In the records below, copy the lines from the one with "sidebar-item-label: Privacy &" through the one with "check-icon [611, 986, 635, 1010]", swapping "check-icon" for "checkmark-icon" and leaving everything else the same.

Data entries
■ ■ ■ ■ ■

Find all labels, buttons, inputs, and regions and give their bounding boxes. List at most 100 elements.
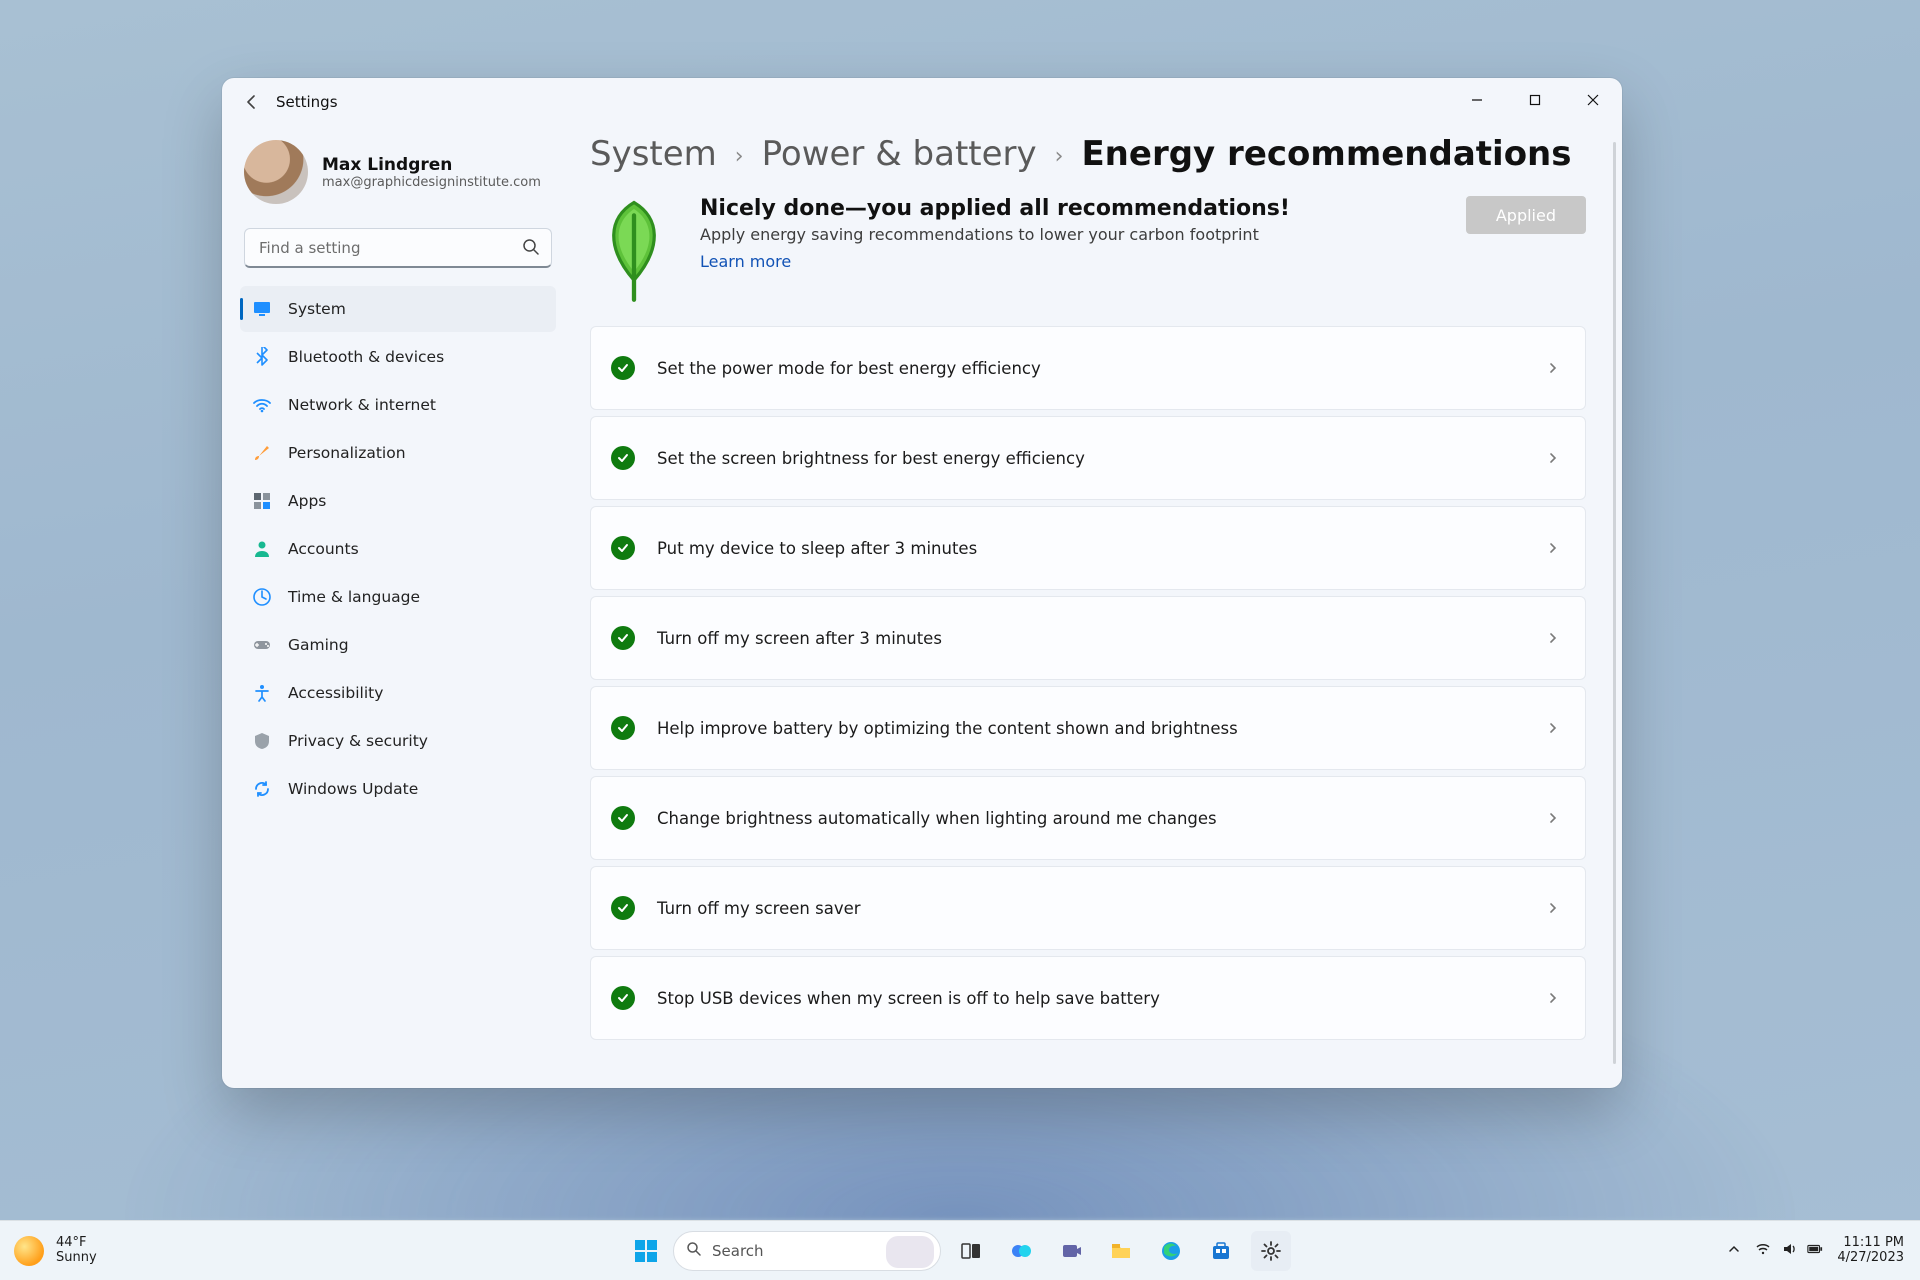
sidebar-item-label: Privacy & security [288, 732, 428, 750]
banner-headline: Nicely done—you applied all recommendati… [700, 196, 1290, 221]
sidebar-item-label: Accessibility [288, 684, 383, 702]
explorer-button[interactable] [1101, 1231, 1141, 1271]
sidebar-item-network[interactable]: Network & internet [240, 382, 556, 428]
check-icon [611, 626, 635, 650]
person-icon [252, 539, 272, 559]
recommendation-row[interactable]: Stop USB devices when my screen is off t… [590, 956, 1586, 1040]
search-icon [686, 1241, 702, 1261]
nav: System Bluetooth & devices Network & int… [234, 286, 562, 812]
widgets-button[interactable] [1001, 1231, 1041, 1271]
sidebar-item-label: Accounts [288, 540, 359, 558]
sidebar-item-personalization[interactable]: Personalization [240, 430, 556, 476]
battery-icon [1807, 1241, 1823, 1261]
check-icon [611, 986, 635, 1010]
recommendation-label: Put my device to sleep after 3 minutes [657, 539, 977, 558]
window-title: Settings [276, 93, 338, 111]
store-button[interactable] [1201, 1231, 1241, 1271]
sidebar-item-label: Gaming [288, 636, 349, 654]
search-input[interactable] [244, 228, 552, 268]
recommendation-row[interactable]: Turn off my screen saver [590, 866, 1586, 950]
wifi-icon [1755, 1241, 1771, 1261]
recommendation-label: Turn off my screen saver [657, 899, 861, 918]
recommendation-label: Set the screen brightness for best energ… [657, 449, 1085, 468]
recommendation-row[interactable]: Help improve battery by optimizing the c… [590, 686, 1586, 770]
profile-email: max@graphicdesigninstitute.com [322, 175, 541, 190]
window-controls [1448, 78, 1622, 122]
sidebar-item-system[interactable]: System [240, 286, 556, 332]
sidebar-item-label: System [288, 300, 346, 318]
sidebar-item-gaming[interactable]: Gaming [240, 622, 556, 668]
search-wrap [244, 228, 552, 268]
accessibility-icon [252, 683, 272, 703]
chevron-right-icon [1547, 539, 1559, 558]
sidebar: Max Lindgren max@graphicdesigninstitute.… [222, 126, 574, 1088]
sidebar-item-bluetooth[interactable]: Bluetooth & devices [240, 334, 556, 380]
sidebar-item-label: Apps [288, 492, 326, 510]
learn-more-link[interactable]: Learn more [700, 252, 791, 271]
recommendation-label: Turn off my screen after 3 minutes [657, 629, 942, 648]
taskbar-search-placeholder: Search [712, 1242, 764, 1260]
search-illustration [886, 1236, 934, 1268]
profile-block[interactable]: Max Lindgren max@graphicdesigninstitute.… [234, 128, 562, 222]
close-button[interactable] [1564, 78, 1622, 122]
recommendation-row[interactable]: Put my device to sleep after 3 minutes [590, 506, 1586, 590]
sidebar-item-apps[interactable]: Apps [240, 478, 556, 524]
sidebar-item-time-language[interactable]: Time & language [240, 574, 556, 620]
chevron-right-icon [1547, 629, 1559, 648]
gamepad-icon [252, 635, 272, 655]
breadcrumb-power-battery[interactable]: Power & battery [762, 134, 1037, 174]
scrollbar[interactable] [1613, 142, 1616, 1064]
chevron-right-icon [1547, 809, 1559, 828]
start-button[interactable] [629, 1234, 663, 1268]
avatar [244, 140, 308, 204]
sidebar-item-accounts[interactable]: Accounts [240, 526, 556, 572]
recommendation-label: Set the power mode for best energy effic… [657, 359, 1041, 378]
apps-icon [252, 491, 272, 511]
taskbar-right: 11:11 PM 4/27/2023 [1727, 1236, 1920, 1266]
recommendation-list: Set the power mode for best energy effic… [590, 326, 1586, 1040]
breadcrumb-system[interactable]: System [590, 134, 717, 174]
monitor-icon [252, 299, 272, 319]
clock[interactable]: 11:11 PM 4/27/2023 [1837, 1236, 1904, 1266]
recommendation-row[interactable]: Turn off my screen after 3 minutes [590, 596, 1586, 680]
breadcrumb: System › Power & battery › Energy recomm… [590, 126, 1586, 196]
recommendation-row[interactable]: Set the power mode for best energy effic… [590, 326, 1586, 410]
sidebar-item-privacy[interactable]: Privacy & security [240, 718, 556, 764]
chevron-right-icon [1547, 359, 1559, 378]
banner: Nicely done—you applied all recommendati… [590, 196, 1586, 326]
edge-button[interactable] [1151, 1231, 1191, 1271]
system-tray[interactable] [1755, 1241, 1823, 1261]
volume-icon [1781, 1241, 1797, 1261]
sidebar-item-accessibility[interactable]: Accessibility [240, 670, 556, 716]
update-icon [252, 779, 272, 799]
recommendation-label: Change brightness automatically when lig… [657, 809, 1217, 828]
recommendation-label: Help improve battery by optimizing the c… [657, 719, 1238, 738]
time: 11:11 PM [1837, 1236, 1904, 1251]
recommendation-row[interactable]: Set the screen brightness for best energ… [590, 416, 1586, 500]
chevron-right-icon [1547, 449, 1559, 468]
weather-widget[interactable]: 44°F Sunny [0, 1236, 97, 1266]
taskbar-search[interactable]: Search [673, 1231, 941, 1271]
back-button[interactable] [228, 82, 276, 122]
sidebar-item-label: Bluetooth & devices [288, 348, 444, 366]
teams-button[interactable] [1051, 1231, 1091, 1271]
leaf-icon [590, 196, 678, 304]
chevron-right-icon [1547, 899, 1559, 918]
sidebar-item-label: Personalization [288, 444, 406, 462]
maximize-button[interactable] [1506, 78, 1564, 122]
wifi-icon [252, 395, 272, 415]
weather-temp: 44°F [56, 1236, 97, 1251]
taskview-button[interactable] [951, 1231, 991, 1271]
tray-chevron-up-icon[interactable] [1727, 1241, 1741, 1260]
chevron-right-icon [1547, 719, 1559, 738]
taskbar-center: Search [629, 1231, 1291, 1271]
breadcrumb-current: Energy recommendations [1081, 134, 1571, 174]
globe-clock-icon [252, 587, 272, 607]
settings-taskbar-button[interactable] [1251, 1231, 1291, 1271]
recommendation-row[interactable]: Change brightness automatically when lig… [590, 776, 1586, 860]
sidebar-item-update[interactable]: Windows Update [240, 766, 556, 812]
chevron-right-icon: › [1055, 144, 1064, 169]
chevron-right-icon: › [735, 144, 744, 169]
minimize-button[interactable] [1448, 78, 1506, 122]
check-icon [611, 806, 635, 830]
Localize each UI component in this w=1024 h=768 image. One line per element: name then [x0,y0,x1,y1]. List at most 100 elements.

■ ■ ■ ■ ■

▶ Output of the task:
sidebar-item-label: Privacy & security [288, 732, 428, 750]
banner-headline: Nicely done—you applied all recommendati… [700, 196, 1290, 221]
sidebar-item-label: Accessibility [288, 684, 383, 702]
explorer-button[interactable] [1101, 1231, 1141, 1271]
sidebar-item-network[interactable]: Network & internet [240, 382, 556, 428]
checkmark-icon [611, 626, 635, 650]
person-icon [252, 539, 272, 559]
recommendation-row[interactable]: Stop USB devices when my screen is off t… [590, 956, 1586, 1040]
search-icon [686, 1241, 702, 1261]
nav: System Bluetooth & devices Network & int… [234, 286, 562, 812]
widgets-button[interactable] [1001, 1231, 1041, 1271]
sidebar-item-label: Accounts [288, 540, 359, 558]
sidebar-item-personalization[interactable]: Personalization [240, 430, 556, 476]
battery-icon [1807, 1241, 1823, 1261]
checkmark-icon [611, 986, 635, 1010]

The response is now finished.